- **INSTRUCTIONS FOR THE TASK**:
For the word "cold", find each line in the entries where it occurs and copy that line.

(Document page entries with text)
┌──
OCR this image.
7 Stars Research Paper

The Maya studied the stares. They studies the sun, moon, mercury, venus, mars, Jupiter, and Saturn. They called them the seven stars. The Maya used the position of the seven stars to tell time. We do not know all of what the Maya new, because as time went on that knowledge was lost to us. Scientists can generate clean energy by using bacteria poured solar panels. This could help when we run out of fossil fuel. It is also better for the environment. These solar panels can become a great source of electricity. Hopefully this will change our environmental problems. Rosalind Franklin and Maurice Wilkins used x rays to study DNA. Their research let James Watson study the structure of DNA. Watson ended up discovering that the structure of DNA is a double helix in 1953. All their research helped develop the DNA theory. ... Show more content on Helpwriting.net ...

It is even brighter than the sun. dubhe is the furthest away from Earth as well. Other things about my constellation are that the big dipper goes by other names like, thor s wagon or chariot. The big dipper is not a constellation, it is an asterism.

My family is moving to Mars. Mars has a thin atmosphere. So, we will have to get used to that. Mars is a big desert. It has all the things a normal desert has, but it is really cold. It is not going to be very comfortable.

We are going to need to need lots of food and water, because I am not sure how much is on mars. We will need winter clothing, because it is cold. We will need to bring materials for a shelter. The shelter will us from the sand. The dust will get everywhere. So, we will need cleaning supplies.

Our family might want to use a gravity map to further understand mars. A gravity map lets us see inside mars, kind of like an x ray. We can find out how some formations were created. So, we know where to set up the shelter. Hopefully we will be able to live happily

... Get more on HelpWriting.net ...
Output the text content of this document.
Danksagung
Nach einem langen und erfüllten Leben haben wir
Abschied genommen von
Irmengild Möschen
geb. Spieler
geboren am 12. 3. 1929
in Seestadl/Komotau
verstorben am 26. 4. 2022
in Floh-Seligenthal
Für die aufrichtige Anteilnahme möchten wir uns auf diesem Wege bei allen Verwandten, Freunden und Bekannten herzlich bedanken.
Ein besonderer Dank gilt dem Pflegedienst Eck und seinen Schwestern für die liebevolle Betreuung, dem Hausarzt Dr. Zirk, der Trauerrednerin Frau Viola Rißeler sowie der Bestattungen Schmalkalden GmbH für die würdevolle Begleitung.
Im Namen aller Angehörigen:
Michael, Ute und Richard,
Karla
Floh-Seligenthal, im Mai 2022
└──
- **RESPONSE FOR THIS EXERCISE**:
My family is moving to Mars. Mars has a thin atmosphere. So, we will have to get used to that. Mars is a big desert. It has all the things a normal desert has, but it is really cold. It is not going to be very comfortable.
We are going to need to need lots of food and water, because I am not sure how much is on mars. We will need winter clothing, because it is cold. We will need to bring materials for a shelter. The shelter will us from the sand. The dust will get everywhere. So, we will need cleaning supplies.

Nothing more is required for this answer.